__Challenge__. All of the material below is to be repeated exactly.

Records contained in a dataset
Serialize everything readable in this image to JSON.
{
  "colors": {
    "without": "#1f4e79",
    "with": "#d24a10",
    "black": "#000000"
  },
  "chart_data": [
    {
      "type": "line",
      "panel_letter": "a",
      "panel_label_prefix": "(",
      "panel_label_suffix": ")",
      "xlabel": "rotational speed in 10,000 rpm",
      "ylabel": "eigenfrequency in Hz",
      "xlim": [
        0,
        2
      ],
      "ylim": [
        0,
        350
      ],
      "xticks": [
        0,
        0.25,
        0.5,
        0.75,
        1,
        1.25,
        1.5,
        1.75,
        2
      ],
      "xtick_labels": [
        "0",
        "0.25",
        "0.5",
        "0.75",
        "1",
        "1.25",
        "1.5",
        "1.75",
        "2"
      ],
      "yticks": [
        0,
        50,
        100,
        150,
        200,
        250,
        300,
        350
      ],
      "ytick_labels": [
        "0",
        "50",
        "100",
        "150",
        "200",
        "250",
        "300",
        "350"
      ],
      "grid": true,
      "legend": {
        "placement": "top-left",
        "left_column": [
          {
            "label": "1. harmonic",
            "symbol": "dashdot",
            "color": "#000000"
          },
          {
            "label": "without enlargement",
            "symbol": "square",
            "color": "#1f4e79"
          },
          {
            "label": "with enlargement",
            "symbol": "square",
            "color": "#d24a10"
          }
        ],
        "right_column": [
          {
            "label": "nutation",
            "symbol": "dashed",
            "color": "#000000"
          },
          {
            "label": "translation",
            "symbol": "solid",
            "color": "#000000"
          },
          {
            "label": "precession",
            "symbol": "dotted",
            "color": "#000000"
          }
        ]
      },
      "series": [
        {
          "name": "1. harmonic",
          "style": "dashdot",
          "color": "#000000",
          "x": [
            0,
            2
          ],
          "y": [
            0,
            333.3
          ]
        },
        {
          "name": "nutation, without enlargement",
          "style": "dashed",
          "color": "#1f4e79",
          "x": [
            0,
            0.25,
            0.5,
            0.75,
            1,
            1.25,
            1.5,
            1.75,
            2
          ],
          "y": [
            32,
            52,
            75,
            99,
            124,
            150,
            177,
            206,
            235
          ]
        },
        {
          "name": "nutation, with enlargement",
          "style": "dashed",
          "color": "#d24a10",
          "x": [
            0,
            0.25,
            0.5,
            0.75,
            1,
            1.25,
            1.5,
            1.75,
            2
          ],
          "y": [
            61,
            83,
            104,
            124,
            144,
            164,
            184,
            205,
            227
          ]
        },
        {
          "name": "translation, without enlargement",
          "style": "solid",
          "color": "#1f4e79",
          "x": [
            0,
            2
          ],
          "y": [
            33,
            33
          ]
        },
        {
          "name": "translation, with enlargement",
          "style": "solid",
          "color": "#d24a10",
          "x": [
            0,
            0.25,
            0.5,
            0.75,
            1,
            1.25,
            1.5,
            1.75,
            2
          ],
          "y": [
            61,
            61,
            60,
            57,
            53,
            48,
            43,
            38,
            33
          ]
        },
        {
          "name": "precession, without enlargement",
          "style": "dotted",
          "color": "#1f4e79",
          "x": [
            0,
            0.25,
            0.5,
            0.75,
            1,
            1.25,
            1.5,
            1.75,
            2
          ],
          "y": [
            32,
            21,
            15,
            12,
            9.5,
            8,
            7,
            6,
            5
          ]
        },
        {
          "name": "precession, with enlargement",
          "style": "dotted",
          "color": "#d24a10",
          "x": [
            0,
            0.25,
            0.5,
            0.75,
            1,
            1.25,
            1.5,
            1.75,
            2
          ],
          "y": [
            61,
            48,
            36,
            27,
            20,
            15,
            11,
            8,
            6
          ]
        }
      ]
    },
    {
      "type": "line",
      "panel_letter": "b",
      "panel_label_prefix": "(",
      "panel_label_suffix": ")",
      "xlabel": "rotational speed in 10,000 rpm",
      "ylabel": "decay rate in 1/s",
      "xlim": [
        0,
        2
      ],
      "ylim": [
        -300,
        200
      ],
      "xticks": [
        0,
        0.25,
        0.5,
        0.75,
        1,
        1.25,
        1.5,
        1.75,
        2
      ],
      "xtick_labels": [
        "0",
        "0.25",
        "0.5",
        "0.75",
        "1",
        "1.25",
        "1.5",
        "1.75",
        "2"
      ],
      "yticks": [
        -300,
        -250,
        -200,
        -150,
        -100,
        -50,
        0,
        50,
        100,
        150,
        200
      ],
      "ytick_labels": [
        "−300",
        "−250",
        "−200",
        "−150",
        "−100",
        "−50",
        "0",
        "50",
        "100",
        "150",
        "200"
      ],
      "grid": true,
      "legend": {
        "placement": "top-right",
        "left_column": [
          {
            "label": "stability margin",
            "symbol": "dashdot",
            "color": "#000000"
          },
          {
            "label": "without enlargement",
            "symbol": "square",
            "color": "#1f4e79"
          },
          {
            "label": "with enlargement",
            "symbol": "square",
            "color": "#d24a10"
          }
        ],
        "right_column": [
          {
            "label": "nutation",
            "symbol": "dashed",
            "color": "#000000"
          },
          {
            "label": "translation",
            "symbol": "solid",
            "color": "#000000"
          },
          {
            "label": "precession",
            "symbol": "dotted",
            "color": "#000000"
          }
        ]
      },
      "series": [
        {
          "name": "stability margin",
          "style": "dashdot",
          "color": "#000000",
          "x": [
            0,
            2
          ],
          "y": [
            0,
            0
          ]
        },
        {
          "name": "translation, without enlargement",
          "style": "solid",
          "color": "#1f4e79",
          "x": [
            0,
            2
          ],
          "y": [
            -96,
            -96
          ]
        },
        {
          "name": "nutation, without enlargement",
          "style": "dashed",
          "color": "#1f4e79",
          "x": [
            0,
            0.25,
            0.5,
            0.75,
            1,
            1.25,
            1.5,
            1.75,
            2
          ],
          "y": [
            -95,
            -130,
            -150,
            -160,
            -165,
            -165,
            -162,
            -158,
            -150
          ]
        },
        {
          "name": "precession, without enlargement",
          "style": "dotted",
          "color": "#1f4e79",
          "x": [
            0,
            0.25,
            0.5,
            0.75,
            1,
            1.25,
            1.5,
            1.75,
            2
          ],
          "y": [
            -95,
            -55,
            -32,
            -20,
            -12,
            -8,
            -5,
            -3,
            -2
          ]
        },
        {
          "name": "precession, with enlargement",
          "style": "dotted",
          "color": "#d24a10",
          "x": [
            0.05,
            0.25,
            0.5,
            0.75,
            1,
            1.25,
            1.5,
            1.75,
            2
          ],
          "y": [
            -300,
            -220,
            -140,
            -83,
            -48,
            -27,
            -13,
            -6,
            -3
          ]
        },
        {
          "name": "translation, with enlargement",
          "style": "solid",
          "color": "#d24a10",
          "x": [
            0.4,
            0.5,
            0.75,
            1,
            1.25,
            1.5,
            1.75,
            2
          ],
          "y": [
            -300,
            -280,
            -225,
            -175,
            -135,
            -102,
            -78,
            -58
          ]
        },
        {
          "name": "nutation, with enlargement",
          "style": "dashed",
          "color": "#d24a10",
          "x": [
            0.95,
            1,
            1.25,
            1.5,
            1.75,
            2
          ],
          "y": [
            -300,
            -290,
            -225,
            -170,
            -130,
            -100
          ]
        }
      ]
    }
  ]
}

__Result__.
Serialize everything readable in this image to JSON.
{
  "colors": {
    "without": "#1f4e79",
    "with": "#d24a10",
    "black": "#000000"
  },
  "chart_data": [
    {
      "type": "line",
      "panel_letter": "a",
      "panel_label_prefix": "(",
      "panel_label_suffix": ")",
      "xlabel": "rotational speed in 10,000 rpm",
      "ylabel": "eigenfrequency in Hz",
      "xlim": [
        0,
        2
      ],
      "ylim": [
        0,
        350
      ],
      "xticks": [
        0,
        0.25,
        0.5,
        0.75,
        1,
        1.25,
        1.5,
        1.75,
        2
      ],
      "xtick_labels": [
        "0",
        "0.25",
        "0.5",
        "0.75",
        "1",
        "1.25",
        "1.5",
        "1.75",
        "2"
      ],
      "yticks": [
        0,
        50,
        100,
        150,
        200,
        250,
        300,
        350
      ],
      "ytick_labels": [
        "0",
        "50",
        "100",
        "150",
        "200",
        "250",
        "300",
        "350"
      ],
      "grid": true,
      "legend": {
        "placement": "top-left",
        "left_column": [
          {
            "label": "1. harmonic",
            "symbol": "dashdot",
            "color": "#000000"
          },
          {
            "label": "without enlargement",
            "symbol": "square",
            "color": "#1f4e79"
          },
          {
            "label": "with enlargement",
            "symbol": "square",
            "color": "#d24a10"
          }
        ],
        "right_column": [
          {
            "label": "nutation",
            "symbol": "dashed",
            "color": "#000000"
          },
          {
            "label": "translation",
            "symbol": "solid",
            "color": "#000000"
          },
          {
            "label": "precession",
            "symbol": "dotted",
            "color": "#000000"
          }
        ]
      },
      "series": [
        {
          "name": "1. harmonic",
          "style": "dashdot",
          "color": "#000000",
          "x": [
            0,
            2
          ],
          "y": [
            0,
            333.3
          ]
        },
        {
          "name": "nutation, without enlargement",
          "style": "dashed",
          "color": "#1f4e79",
          "x": [
            0,
            0.25,
            0.5,
            0.75,
            1,
            1.25,
            1.5,
            1.75,
            2
          ],
          "y": [
            32,
            52,
            75,
            99,
            124,
            150,
            177,
            206,
            235
          ]
        },
        {
          "name": "nutation, with enlargement",
          "style": "dashed",
          "color": "#d24a10",
          "x": [
            0,
            0.25,
            0.5,
            0.75,
            1,
            1.25,
            1.5,
            1.75,
            2
          ],
          "y": [
            61,
            83,
            104,
            124,
            144,
            164,
            184,
            205,
            227
          ]
        },
        {
          "name": "translation, without enlargement",
          "style": "solid",
          "color": "#1f4e79",
          "x": [
            0,
            2
          ],
          "y": [
            33,
            33
          ]
        },
        {
          "name": "translation, with enlargement",
          "style": "solid",
          "color": "#d24a10",
          "x": [
            0,
            0.25,
            0.5,
            0.75,
            1,
            1.25,
            1.5,
            1.75,
            2
          ],
          "y": [
            61,
            61,
            60,
            57,
            53,
            48,
            43,
            38,
            33
          ]
        },
        {
          "name": "precession, without enlargement",
          "style": "dotted",
          "color": "#1f4e79",
          "x": [
            0,
            0.25,
            0.5,
            0.75,
            1,
            1.25,
            1.5,
            1.75,
            2
          ],
          "y": [
            32,
            21,
            15,
            12,
            9.5,
            8,
            7,
            6,
            5
          ]
        },
        {
          "name": "precession, with enlargement",
          "style": "dotted",
          "color": "#d24a10",
          "x": [
            0,
            0.25,
            0.5,
            0.75,
            1,
            1.25,
            1.5,
            1.75,
            2
          ],
          "y": [
            61,
            48,
            36,
            27,
            20,
            15,
            11,
            8,
            6
          ]
        }
      ]
    },
    {
      "type": "line",
      "panel_letter": "b",
      "panel_label_prefix": "(",
      "panel_label_suffix": ")",
      "xlabel": "rotational speed in 10,000 rpm",
      "ylabel": "decay rate in 1/s",
      "xlim": [
        0,
        2
      ],
      "ylim": [
        -300,
        200
      ],
      "xticks": [
        0,
        0.25,
        0.5,
        0.75,
        1,
        1.25,
        1.5,
        1.75,
        2
      ],
      "xtick_labels": [
        "0",
        "0.25",
        "0.5",
        "0.75",
        "1",
        "1.25",
        "1.5",
        "1.75",
        "2"
      ],
      "yticks": [
        -300,
        -250,
        -200,
        -150,
        -100,
        -50,
        0,
        50,
        100,
        150,
        200
      ],
      "ytick_labels": [
        "−300",
        "−250",
        "−200",
        "−150",
        "−100",
        "−50",
        "0",
        "50",
        "100",
        "150",
        "200"
      ],
      "grid": true,
      "legend": {
        "placement": "top-right",
        "left_column": [
          {
            "label": "stability margin",
            "symbol": "dashdot",
            "color": "#000000"
          },
          {
            "label": "without enlargement",
            "symbol": "square",
            "color": "#1f4e79"
          },
          {
            "label": "with enlargement",
            "symbol": "square",
            "color": "#d24a10"
          }
        ],
        "right_column": [
          {
            "label": "nutation",
            "symbol": "dashed",
            "color": "#000000"
          },
          {
            "label": "translation",
            "symbol": "solid",
            "color": "#000000"
          },
          {
            "label": "precession",
            "symbol": "dotted",
            "color": "#000000"
          }
        ]
      },
      "series": [
        {
          "name": "stability margin",
          "style": "dashdot",
          "color": "#000000",
          "x": [
            0,
            2
          ],
          "y": [
            0,
            0
          ]
        },
        {
          "name": "translation, without enlargement",
          "style": "solid",
          "color": "#1f4e79",
          "x": [
            0,
            2
          ],
          "y": [
            -96,
            -96
          ]
        },
        {
          "name": "nutation, without enlargement",
          "style": "dashed",
          "color": "#1f4e79",
          "x": [
            0,
            0.25,
            0.5,
            0.75,
            1,
            1.25,
            1.5,
            1.75,
            2
          ],
          "y": [
            -95,
            -130,
            -150,
            -160,
            -165,
            -165,
            -162,
            -158,
            -150
          ]
        },
        {
          "name": "precession, without enlargement",
          "style": "dotted",
          "color": "#1f4e79",
          "x": [
            0,
            0.25,
            0.5,
            0.75,
            1,
            1.25,
            1.5,
            1.75,
            2
          ],
          "y": [
            -95,
            -55,
            -32,
            -20,
            -12,
            -8,
            -5,
            -3,
            -2
          ]
        },
        {
          "name": "precession, with enlargement",
          "style": "dotted",
          "color": "#d24a10",
          "x": [
            0.05,
            0.25,
            0.5,
            0.75,
            1,
            1.25,
            1.5,
            1.75,
            2
          ],
          "y": [
            -300,
            -220,
            -140,
            -83,
            -48,
            -27,
            -13,
            -6,
            -3
          ]
        },
        {
          "name": "translation, with enlargement",
          "style": "solid",
          "color": "#d24a10",
          "x": [
            0.4,
            0.5,
            0.75,
            1,
            1.25,
            1.5,
            1.75,
            2
          ],
          "y": [
            -300,
            -280,
            -225,
            -175,
            -135,
            -102,
            -78,
            -58
          ]
        },
        {
          "name": "nutation, with enlargement",
          "style": "dashed",
          "color": "#d24a10",
          "x": [
            0.95,
            1,
            1.25,
            1.5,
            1.75,
            2
          ],
          "y": [
            -300,
            -290,
            -225,
            -170,
            -130,
            -100
          ]
        }
      ]
    }
  ]
}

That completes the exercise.